> Given request
Make an exact copy of the records, dropping all pictures.

> Records for this exercise
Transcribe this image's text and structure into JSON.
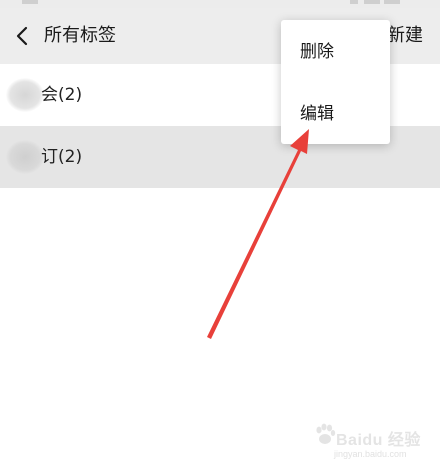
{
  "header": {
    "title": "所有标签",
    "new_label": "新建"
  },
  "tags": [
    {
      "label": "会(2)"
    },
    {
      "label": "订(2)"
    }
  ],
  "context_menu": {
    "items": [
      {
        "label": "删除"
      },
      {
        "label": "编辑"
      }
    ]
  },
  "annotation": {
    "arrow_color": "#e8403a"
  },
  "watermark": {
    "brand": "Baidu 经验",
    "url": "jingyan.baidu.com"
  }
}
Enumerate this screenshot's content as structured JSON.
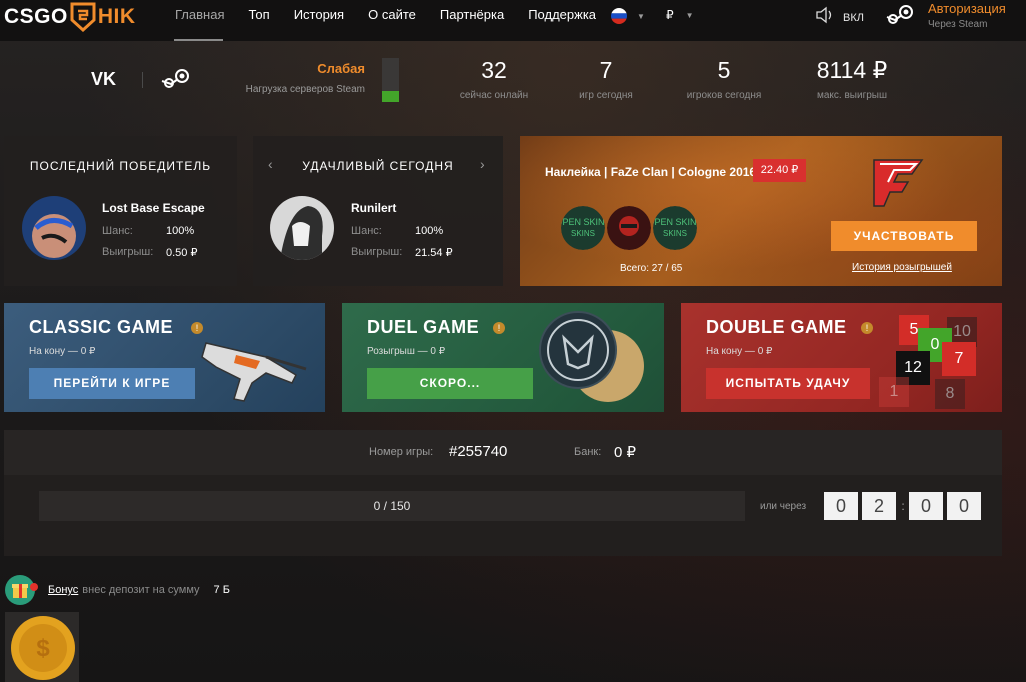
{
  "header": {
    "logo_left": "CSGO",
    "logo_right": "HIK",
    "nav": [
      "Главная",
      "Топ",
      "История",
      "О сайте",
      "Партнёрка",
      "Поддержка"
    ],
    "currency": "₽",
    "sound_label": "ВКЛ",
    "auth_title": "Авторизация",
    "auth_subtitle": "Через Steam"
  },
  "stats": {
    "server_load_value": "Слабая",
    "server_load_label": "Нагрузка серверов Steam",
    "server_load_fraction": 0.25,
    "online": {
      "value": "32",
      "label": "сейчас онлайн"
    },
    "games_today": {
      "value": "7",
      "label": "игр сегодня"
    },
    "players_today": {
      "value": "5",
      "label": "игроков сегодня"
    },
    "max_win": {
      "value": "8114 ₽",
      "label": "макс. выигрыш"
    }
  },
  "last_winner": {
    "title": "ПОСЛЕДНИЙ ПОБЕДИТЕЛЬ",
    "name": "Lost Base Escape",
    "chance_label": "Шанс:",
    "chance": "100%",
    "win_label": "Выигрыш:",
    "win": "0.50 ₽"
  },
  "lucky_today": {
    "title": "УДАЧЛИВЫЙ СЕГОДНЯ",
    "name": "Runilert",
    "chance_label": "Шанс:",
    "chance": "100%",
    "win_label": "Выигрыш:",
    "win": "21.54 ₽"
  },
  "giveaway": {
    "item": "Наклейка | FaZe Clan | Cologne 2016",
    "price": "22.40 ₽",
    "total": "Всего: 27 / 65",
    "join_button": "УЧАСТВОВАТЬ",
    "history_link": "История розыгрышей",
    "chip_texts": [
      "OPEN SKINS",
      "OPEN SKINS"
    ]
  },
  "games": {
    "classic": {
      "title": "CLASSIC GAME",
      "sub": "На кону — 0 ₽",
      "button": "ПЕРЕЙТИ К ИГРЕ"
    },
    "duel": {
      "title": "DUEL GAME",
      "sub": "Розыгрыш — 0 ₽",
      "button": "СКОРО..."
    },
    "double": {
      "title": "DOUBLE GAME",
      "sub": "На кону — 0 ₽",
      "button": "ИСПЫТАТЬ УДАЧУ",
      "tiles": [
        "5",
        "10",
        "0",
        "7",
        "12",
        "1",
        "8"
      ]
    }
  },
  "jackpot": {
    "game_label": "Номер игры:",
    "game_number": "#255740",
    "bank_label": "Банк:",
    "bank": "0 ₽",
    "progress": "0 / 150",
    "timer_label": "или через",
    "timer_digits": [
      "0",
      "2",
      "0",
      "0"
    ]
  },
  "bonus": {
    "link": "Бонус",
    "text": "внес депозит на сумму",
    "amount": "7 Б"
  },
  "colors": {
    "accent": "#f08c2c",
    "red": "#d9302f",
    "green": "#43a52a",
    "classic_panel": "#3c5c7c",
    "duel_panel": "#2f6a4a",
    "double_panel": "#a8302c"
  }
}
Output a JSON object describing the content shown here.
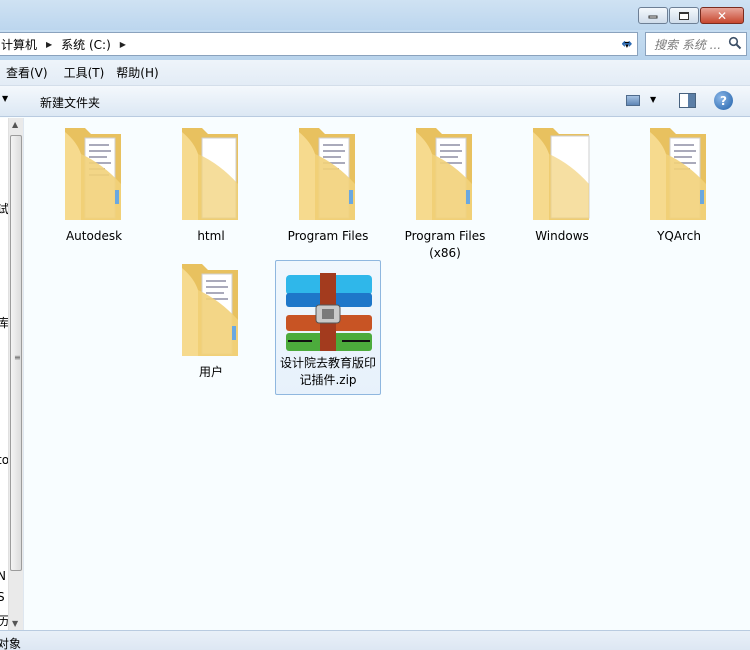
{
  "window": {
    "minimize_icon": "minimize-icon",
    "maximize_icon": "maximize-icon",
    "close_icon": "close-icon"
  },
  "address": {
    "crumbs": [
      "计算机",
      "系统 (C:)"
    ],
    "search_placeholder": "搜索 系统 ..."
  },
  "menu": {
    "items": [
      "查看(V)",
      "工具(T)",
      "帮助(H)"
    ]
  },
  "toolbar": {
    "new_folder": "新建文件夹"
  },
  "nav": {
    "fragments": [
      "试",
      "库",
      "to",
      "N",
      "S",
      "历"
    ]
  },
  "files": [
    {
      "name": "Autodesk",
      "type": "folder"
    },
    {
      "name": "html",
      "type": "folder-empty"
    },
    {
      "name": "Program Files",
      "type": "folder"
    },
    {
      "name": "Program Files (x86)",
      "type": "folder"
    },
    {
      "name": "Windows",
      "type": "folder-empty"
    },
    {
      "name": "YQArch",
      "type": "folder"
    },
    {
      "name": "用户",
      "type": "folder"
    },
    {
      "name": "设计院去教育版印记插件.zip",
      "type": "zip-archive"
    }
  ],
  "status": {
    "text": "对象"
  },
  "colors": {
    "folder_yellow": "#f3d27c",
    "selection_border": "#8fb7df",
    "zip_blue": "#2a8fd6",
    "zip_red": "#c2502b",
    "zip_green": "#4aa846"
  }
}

> Solution for this task
Transcribe this image's text and structure into JSON.
{
  "header": {
    "title": "所有标签",
    "new_label": "新建"
  },
  "tags": [
    {
      "label": "会(2)"
    },
    {
      "label": "订(2)"
    }
  ],
  "context_menu": {
    "items": [
      {
        "label": "删除"
      },
      {
        "label": "编辑"
      }
    ]
  },
  "annotation": {
    "arrow_color": "#e8403a"
  },
  "watermark": {
    "brand": "Baidu 经验",
    "url": "jingyan.baidu.com"
  }
}
Enumerate this screenshot's content as structured JSON.
{
  "header": {
    "logo_left": "CSGO",
    "logo_right": "HIK",
    "nav": [
      "Главная",
      "Топ",
      "История",
      "О сайте",
      "Партнёрка",
      "Поддержка"
    ],
    "currency": "₽",
    "sound_label": "ВКЛ",
    "auth_title": "Авторизация",
    "auth_subtitle": "Через Steam"
  },
  "stats": {
    "server_load_value": "Слабая",
    "server_load_label": "Нагрузка серверов Steam",
    "server_load_fraction": 0.25,
    "online": {
      "value": "32",
      "label": "сейчас онлайн"
    },
    "games_today": {
      "value": "7",
      "label": "игр сегодня"
    },
    "players_today": {
      "value": "5",
      "label": "игроков сегодня"
    },
    "max_win": {
      "value": "8114 ₽",
      "label": "макс. выигрыш"
    }
  },
  "last_winner": {
    "title": "ПОСЛЕДНИЙ ПОБЕДИТЕЛЬ",
    "name": "Lost Base Escape",
    "chance_label": "Шанс:",
    "chance": "100%",
    "win_label": "Выигрыш:",
    "win": "0.50 ₽"
  },
  "lucky_today": {
    "title": "УДАЧЛИВЫЙ СЕГОДНЯ",
    "name": "Runilert",
    "chance_label": "Шанс:",
    "chance": "100%",
    "win_label": "Выигрыш:",
    "win": "21.54 ₽"
  },
  "giveaway": {
    "item": "Наклейка | FaZe Clan | Cologne 2016",
    "price": "22.40 ₽",
    "total": "Всего: 27 / 65",
    "join_button": "УЧАСТВОВАТЬ",
    "history_link": "История розыгрышей",
    "chip_texts": [
      "OPEN SKINS",
      "OPEN SKINS"
    ]
  },
  "games": {
    "classic": {
      "title": "CLASSIC GAME",
      "sub": "На кону — 0 ₽",
      "button": "ПЕРЕЙТИ К ИГРЕ"
    },
    "duel": {
      "title": "DUEL GAME",
      "sub": "Розыгрыш — 0 ₽",
      "button": "СКОРО..."
    },
    "double": {
      "title": "DOUBLE GAME",
      "sub": "На кону — 0 ₽",
      "button": "ИСПЫТАТЬ УДАЧУ",
      "tiles": [
        "5",
        "10",
        "0",
        "7",
        "12",
        "1",
        "8"
      ]
    }
  },
  "jackpot": {
    "game_label": "Номер игры:",
    "game_number": "#255740",
    "bank_label": "Банк:",
    "bank": "0 ₽",
    "progress": "0 / 150",
    "timer_label": "или через",
    "timer_digits": [
      "0",
      "2",
      "0",
      "0"
    ]
  },
  "bonus": {
    "link": "Бонус",
    "text": "внес депозит на сумму",
    "amount": "7 Б"
  },
  "colors": {
    "accent": "#f08c2c",
    "red": "#d9302f",
    "green": "#43a52a",
    "classic_panel": "#3c5c7c",
    "duel_panel": "#2f6a4a",
    "double_panel": "#a8302c"
  }
}
Output a JSON object describing the content shown here.
{
  "window": {
    "minimize_icon": "minimize-icon",
    "maximize_icon": "maximize-icon",
    "close_icon": "close-icon"
  },
  "address": {
    "crumbs": [
      "计算机",
      "系统 (C:)"
    ],
    "search_placeholder": "搜索 系统 ..."
  },
  "menu": {
    "items": [
      "查看(V)",
      "工具(T)",
      "帮助(H)"
    ]
  },
  "toolbar": {
    "new_folder": "新建文件夹"
  },
  "nav": {
    "fragments": [
      "试",
      "库",
      "to",
      "N",
      "S",
      "历"
    ]
  },
  "files": [
    {
      "name": "Autodesk",
      "type": "folder"
    },
    {
      "name": "html",
      "type": "folder-empty"
    },
    {
      "name": "Program Files",
      "type": "folder"
    },
    {
      "name": "Program Files (x86)",
      "type": "folder"
    },
    {
      "name": "Windows",
      "type": "folder-empty"
    },
    {
      "name": "YQArch",
      "type": "folder"
    },
    {
      "name": "用户",
      "type": "folder"
    },
    {
      "name": "设计院去教育版印记插件.zip",
      "type": "zip-archive"
    }
  ],
  "status": {
    "text": "对象"
  },
  "colors": {
    "folder_yellow": "#f3d27c",
    "selection_border": "#8fb7df",
    "zip_blue": "#2a8fd6",
    "zip_red": "#c2502b",
    "zip_green": "#4aa846"
  }
}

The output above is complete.